Locate each line below that includes "Vindonissa" and reproduce it.
——
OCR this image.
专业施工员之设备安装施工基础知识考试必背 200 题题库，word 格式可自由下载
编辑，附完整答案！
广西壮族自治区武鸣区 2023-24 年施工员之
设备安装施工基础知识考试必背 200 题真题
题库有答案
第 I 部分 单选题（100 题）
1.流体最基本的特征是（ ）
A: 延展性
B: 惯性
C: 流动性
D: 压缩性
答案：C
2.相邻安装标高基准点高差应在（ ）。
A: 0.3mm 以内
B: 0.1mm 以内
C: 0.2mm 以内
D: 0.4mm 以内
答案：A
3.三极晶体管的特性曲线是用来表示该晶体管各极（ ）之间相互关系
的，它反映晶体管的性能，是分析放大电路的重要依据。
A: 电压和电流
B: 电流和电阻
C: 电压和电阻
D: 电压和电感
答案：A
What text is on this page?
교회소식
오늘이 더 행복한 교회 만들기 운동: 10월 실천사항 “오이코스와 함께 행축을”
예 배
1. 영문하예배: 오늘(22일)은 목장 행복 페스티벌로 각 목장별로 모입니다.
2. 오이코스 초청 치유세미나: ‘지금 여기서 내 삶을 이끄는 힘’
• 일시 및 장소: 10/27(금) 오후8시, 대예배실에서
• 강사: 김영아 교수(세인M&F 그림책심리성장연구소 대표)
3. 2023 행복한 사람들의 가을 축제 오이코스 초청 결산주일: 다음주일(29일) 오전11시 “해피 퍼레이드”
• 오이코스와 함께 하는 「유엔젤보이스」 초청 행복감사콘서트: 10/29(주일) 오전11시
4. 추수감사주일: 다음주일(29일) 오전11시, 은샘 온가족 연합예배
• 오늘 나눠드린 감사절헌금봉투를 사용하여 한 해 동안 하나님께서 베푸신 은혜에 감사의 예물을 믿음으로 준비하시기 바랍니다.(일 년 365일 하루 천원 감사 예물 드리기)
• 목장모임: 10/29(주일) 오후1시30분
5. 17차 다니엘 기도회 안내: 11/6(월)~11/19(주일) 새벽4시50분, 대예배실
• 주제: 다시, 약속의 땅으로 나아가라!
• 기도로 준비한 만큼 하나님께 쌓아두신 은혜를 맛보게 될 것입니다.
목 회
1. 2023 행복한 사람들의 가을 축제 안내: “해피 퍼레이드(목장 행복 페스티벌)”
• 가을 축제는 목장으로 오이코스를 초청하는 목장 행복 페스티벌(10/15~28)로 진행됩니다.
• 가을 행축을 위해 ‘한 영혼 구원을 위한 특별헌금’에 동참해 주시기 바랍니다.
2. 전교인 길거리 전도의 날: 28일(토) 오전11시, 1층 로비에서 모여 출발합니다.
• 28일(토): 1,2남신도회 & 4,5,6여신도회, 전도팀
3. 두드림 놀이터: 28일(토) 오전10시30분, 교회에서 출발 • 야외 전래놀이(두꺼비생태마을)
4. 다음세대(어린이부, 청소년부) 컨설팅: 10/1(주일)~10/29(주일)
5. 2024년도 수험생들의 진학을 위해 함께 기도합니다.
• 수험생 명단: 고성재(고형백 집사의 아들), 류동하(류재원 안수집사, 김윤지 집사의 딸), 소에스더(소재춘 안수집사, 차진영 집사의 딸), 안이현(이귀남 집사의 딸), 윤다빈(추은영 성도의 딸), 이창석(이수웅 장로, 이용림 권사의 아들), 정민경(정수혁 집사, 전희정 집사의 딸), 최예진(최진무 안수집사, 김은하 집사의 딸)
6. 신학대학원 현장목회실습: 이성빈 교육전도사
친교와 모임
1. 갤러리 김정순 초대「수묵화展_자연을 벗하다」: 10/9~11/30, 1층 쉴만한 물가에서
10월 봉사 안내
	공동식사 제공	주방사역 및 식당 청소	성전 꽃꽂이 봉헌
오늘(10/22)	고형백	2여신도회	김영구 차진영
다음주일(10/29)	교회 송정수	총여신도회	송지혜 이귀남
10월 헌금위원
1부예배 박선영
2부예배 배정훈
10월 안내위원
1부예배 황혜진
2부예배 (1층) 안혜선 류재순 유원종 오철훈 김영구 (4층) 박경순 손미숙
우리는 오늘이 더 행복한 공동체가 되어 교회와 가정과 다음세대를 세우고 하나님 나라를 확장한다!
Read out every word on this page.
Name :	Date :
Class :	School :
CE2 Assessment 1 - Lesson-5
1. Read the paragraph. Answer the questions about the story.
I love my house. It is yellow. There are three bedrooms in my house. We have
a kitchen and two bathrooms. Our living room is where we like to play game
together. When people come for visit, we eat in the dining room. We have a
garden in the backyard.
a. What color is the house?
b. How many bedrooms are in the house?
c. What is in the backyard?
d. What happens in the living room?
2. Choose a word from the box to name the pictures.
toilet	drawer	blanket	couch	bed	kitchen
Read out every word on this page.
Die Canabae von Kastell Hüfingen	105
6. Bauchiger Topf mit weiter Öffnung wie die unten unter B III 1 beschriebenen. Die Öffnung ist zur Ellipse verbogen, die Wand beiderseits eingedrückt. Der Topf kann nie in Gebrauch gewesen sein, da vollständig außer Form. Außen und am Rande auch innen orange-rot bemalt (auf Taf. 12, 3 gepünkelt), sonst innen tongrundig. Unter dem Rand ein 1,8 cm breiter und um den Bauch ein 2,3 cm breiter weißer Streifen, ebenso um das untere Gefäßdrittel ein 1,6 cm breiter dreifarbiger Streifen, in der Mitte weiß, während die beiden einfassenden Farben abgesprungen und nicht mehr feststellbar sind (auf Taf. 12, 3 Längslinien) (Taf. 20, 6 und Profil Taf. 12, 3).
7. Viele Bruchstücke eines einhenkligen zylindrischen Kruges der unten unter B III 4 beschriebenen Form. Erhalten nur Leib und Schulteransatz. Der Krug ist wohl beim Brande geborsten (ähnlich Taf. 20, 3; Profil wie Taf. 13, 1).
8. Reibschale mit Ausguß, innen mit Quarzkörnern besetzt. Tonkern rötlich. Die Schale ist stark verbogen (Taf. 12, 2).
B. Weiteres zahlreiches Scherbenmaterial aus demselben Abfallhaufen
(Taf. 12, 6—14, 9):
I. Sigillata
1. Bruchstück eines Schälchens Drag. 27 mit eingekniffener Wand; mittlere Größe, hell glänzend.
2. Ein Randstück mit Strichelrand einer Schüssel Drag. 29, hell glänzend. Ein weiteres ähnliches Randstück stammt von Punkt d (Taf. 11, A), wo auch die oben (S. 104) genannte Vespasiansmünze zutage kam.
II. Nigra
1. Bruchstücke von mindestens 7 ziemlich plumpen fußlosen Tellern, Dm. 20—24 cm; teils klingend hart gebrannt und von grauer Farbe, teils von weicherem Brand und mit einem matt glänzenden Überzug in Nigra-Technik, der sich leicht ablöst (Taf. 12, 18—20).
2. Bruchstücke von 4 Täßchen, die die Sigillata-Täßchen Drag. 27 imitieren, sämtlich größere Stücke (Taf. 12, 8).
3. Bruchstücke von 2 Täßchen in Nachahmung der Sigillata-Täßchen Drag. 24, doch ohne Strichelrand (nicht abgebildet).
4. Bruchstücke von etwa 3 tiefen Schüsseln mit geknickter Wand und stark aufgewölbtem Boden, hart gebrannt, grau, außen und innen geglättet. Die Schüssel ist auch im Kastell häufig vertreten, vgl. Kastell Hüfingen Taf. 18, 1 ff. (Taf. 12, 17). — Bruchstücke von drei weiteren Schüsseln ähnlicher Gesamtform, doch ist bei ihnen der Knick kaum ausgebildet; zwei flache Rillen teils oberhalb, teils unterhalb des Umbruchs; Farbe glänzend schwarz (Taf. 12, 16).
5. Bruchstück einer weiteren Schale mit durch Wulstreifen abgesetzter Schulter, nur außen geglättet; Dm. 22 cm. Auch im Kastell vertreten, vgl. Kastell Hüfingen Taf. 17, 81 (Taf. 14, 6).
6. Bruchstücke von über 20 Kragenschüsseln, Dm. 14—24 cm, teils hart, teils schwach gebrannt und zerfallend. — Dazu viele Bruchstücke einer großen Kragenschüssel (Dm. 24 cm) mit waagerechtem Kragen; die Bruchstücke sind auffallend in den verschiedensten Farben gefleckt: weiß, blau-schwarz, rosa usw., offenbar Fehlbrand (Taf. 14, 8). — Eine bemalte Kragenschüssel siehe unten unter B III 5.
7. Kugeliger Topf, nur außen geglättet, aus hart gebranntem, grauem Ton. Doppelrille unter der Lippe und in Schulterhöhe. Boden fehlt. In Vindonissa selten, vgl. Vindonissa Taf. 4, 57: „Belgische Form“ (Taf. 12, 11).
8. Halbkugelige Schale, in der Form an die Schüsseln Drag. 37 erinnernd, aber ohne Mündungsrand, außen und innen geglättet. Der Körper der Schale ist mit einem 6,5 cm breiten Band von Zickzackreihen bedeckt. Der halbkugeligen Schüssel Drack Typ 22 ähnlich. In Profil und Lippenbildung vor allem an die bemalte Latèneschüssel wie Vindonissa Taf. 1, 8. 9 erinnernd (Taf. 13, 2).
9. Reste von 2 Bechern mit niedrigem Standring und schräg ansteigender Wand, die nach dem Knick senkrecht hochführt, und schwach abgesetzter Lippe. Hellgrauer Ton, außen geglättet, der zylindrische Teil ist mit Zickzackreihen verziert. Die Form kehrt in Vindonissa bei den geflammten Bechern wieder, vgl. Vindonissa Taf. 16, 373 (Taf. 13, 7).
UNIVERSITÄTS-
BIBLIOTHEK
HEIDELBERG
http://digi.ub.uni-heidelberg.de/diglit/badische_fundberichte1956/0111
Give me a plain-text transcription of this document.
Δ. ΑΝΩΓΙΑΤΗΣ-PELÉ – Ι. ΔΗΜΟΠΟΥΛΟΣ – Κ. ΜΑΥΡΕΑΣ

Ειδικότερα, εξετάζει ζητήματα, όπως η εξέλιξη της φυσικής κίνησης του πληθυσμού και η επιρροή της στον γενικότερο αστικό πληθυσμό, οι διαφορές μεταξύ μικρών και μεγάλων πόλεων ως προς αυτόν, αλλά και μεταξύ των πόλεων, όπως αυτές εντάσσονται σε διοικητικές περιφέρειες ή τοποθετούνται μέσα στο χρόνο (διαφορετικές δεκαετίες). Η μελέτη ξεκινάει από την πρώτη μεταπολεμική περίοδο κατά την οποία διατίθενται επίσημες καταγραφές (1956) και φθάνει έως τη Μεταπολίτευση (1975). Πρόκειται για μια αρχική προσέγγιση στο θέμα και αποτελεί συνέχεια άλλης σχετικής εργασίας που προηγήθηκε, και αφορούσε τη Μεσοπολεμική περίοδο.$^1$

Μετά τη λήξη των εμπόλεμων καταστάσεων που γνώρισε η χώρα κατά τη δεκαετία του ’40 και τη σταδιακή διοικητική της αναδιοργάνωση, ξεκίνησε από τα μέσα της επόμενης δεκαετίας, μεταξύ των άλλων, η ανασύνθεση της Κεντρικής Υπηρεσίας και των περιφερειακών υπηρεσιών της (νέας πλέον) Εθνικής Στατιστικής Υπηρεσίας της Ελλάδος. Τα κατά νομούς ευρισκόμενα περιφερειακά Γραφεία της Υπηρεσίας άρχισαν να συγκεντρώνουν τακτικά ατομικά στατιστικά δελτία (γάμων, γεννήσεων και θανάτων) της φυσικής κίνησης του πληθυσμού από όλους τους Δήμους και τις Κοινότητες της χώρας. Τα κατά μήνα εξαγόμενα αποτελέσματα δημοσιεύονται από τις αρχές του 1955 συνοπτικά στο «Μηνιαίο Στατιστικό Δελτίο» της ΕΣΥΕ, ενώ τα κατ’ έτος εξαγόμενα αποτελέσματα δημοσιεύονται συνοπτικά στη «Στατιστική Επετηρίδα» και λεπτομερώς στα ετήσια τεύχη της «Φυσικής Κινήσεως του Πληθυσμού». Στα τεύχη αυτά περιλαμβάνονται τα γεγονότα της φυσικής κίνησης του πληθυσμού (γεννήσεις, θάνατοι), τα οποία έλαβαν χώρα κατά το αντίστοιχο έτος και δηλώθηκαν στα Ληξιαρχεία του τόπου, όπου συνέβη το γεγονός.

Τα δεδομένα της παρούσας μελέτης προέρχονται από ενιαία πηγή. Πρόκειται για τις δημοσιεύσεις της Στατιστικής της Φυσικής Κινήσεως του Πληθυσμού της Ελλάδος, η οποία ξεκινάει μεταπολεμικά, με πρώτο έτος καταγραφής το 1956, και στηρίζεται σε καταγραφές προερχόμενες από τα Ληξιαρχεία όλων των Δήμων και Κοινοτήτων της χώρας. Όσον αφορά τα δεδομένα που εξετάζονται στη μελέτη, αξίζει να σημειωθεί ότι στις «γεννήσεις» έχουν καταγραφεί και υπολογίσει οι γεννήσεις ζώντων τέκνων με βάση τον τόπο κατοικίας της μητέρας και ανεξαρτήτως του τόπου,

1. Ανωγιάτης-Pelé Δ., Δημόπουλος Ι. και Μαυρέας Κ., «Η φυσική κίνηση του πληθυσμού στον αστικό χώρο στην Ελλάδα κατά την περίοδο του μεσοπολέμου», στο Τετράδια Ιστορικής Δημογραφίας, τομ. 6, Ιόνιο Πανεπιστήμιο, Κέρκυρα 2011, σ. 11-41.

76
——
ANSWER TO THIS PROBLEM:
7. Kugeliger Topf, nur außen geglättet, aus hart gebranntem, grauem Ton. Doppelrille unter der Lippe und in Schulterhöhe. Boden fehlt. In Vindonissa selten, vgl. Vindonissa Taf. 4, 57: „Belgische Form“ (Taf. 12, 11).
8. Halbkugelige Schale, in der Form an die Schüsseln Drag. 37 erinnernd, aber ohne Mündungsrand, außen und innen geglättet. Der Körper der Schale ist mit einem 6,5 cm breiten Band von Zickzackreihen bedeckt. Der halbkugeligen Schüssel Drack Typ 22 ähnlich. In Profil und Lippenbildung vor allem an die bemalte Latèneschüssel wie Vindonissa Taf. 1, 8. 9 erinnernd (Taf. 13, 2).
9. Reste von 2 Bechern mit niedrigem Standring und schräg ansteigender Wand, die nach dem Knick senkrecht hochführt, und schwach abgesetzter Lippe. Hellgrauer Ton, außen geglättet, der zylindrische Teil ist mit Zickzackreihen verziert. Die Form kehrt in Vindonissa bei den geflammten Bechern wieder, vgl. Vindonissa Taf. 16, 373 (Taf. 13, 7).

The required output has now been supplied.